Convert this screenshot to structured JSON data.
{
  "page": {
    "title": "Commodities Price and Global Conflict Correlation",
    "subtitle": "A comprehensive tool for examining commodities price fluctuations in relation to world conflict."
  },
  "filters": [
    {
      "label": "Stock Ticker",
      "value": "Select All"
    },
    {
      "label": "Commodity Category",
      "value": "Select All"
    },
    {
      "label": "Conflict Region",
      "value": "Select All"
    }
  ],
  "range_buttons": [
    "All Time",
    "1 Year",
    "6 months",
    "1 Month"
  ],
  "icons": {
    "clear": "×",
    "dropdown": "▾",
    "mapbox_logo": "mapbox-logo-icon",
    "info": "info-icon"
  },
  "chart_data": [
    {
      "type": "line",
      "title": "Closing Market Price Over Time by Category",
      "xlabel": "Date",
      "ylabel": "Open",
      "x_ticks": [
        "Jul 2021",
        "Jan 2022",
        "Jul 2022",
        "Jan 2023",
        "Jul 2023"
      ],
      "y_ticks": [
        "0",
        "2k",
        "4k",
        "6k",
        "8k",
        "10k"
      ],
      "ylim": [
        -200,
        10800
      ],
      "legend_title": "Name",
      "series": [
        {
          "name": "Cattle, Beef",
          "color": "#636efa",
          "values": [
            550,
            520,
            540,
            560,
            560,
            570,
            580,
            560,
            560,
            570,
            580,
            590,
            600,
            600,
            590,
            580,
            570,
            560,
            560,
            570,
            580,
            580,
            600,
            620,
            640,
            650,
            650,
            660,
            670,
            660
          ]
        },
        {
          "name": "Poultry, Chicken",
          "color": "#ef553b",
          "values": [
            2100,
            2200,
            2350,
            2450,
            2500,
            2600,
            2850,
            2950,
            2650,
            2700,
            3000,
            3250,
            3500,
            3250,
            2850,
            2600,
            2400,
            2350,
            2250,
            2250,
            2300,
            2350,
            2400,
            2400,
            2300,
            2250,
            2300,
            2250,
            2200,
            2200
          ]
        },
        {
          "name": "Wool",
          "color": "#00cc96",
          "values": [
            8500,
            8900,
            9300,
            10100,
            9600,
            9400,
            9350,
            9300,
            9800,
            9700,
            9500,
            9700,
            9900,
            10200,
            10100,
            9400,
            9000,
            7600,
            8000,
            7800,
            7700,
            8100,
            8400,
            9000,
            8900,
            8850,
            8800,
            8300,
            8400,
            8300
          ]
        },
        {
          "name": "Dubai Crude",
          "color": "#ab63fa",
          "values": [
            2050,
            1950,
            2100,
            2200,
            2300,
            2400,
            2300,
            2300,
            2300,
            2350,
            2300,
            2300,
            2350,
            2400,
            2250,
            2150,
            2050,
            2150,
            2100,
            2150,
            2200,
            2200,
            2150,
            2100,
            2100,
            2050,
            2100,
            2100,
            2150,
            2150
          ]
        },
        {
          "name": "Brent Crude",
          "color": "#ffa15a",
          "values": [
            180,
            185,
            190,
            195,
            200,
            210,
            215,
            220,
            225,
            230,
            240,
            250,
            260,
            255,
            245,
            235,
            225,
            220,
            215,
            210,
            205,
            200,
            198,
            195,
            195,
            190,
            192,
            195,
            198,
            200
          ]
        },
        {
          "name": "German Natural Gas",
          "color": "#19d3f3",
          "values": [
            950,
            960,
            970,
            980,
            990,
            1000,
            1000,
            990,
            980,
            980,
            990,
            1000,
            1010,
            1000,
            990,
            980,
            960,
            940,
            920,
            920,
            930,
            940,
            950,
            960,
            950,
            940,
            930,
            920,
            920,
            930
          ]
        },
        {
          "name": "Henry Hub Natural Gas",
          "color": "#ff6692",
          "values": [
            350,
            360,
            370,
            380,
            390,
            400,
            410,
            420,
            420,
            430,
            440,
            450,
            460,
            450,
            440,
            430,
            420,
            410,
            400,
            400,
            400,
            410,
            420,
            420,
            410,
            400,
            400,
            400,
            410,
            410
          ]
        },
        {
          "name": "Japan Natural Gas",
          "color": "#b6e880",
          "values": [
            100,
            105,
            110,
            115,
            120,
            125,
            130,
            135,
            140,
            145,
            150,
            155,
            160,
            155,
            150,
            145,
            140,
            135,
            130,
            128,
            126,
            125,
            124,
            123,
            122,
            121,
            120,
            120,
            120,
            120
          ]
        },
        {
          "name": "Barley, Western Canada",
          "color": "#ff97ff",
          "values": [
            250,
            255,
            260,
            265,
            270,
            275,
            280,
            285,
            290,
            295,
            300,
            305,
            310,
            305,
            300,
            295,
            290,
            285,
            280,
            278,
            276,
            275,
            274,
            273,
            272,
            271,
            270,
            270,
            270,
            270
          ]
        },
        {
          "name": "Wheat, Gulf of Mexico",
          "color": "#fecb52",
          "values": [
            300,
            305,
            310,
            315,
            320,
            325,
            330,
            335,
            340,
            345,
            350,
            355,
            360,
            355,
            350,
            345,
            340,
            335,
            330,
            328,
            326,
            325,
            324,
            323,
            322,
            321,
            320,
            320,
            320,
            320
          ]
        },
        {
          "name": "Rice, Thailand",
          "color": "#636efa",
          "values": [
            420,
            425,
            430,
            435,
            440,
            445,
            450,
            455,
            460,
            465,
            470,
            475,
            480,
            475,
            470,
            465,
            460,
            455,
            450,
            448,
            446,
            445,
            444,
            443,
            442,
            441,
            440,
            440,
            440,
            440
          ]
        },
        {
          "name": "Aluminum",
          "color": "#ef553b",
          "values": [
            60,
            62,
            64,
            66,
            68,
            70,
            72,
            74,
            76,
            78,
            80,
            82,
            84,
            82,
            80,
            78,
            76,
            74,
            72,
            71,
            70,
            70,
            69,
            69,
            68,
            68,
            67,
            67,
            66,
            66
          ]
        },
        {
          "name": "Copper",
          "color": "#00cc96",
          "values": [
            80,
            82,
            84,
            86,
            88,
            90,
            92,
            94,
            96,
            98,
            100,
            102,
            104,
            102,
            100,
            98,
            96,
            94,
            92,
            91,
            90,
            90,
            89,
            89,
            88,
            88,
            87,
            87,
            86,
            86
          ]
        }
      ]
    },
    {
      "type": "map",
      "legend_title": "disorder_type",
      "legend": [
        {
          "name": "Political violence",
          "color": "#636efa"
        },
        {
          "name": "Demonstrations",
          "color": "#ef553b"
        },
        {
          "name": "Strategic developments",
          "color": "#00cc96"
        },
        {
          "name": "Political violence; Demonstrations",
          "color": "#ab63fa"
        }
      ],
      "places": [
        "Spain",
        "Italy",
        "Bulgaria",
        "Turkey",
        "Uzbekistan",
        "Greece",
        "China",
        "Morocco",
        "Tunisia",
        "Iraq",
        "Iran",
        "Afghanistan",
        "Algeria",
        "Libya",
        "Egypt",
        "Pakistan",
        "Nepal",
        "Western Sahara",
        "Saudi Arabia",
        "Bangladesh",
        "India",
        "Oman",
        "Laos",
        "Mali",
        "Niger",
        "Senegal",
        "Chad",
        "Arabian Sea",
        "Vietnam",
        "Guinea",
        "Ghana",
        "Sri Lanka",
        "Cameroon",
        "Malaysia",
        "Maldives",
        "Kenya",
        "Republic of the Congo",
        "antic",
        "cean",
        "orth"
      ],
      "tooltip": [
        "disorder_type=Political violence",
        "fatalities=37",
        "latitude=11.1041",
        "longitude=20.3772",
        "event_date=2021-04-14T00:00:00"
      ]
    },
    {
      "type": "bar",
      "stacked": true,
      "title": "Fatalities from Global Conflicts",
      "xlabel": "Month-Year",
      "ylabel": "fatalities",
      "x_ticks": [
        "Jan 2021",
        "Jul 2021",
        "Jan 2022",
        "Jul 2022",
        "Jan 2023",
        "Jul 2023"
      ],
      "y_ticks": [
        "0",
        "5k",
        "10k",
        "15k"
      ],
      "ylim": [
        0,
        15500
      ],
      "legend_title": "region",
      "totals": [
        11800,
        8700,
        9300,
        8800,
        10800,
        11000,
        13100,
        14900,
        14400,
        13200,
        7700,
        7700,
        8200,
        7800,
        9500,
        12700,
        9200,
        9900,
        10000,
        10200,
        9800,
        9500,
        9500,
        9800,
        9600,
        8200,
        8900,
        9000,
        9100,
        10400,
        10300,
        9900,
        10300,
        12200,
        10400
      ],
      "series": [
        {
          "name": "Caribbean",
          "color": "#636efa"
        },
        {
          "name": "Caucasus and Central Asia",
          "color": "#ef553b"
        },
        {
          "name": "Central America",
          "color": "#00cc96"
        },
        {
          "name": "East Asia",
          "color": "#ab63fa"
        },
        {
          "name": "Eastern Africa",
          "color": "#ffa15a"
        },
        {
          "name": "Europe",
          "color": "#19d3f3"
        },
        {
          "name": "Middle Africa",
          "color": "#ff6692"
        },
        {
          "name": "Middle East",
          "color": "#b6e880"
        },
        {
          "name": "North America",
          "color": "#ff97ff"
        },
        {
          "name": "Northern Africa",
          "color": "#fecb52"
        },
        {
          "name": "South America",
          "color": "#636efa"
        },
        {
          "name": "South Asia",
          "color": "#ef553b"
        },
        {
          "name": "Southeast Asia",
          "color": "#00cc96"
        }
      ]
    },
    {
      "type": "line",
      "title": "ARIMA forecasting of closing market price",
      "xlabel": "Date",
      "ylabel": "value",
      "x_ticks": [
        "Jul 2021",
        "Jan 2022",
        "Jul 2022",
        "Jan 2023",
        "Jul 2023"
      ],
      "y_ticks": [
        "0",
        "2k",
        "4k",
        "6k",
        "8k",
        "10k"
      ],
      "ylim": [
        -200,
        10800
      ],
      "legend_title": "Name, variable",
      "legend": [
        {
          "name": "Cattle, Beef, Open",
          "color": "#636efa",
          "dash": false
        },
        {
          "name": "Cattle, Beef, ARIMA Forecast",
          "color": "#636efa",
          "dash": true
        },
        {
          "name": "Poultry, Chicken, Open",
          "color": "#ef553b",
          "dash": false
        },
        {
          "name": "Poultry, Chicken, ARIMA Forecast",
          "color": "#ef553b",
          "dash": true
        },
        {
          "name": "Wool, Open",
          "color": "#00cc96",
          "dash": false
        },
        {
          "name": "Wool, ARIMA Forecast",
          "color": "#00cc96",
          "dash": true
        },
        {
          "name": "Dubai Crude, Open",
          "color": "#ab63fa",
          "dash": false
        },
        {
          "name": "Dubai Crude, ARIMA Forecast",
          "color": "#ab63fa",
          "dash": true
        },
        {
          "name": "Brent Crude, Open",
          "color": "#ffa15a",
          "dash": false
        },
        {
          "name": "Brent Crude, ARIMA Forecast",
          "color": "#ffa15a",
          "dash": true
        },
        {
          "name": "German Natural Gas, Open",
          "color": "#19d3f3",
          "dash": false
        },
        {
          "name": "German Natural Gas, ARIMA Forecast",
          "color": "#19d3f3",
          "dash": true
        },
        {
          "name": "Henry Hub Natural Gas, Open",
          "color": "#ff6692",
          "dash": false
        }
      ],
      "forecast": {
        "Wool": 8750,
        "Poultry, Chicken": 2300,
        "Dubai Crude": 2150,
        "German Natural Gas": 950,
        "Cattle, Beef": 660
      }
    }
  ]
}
+++
#### [WORK TO BE COMPLETED]
Scan the records above and report how many lines include the word "Asia", without any other text.

#### [REPLY TO THE TASK]
4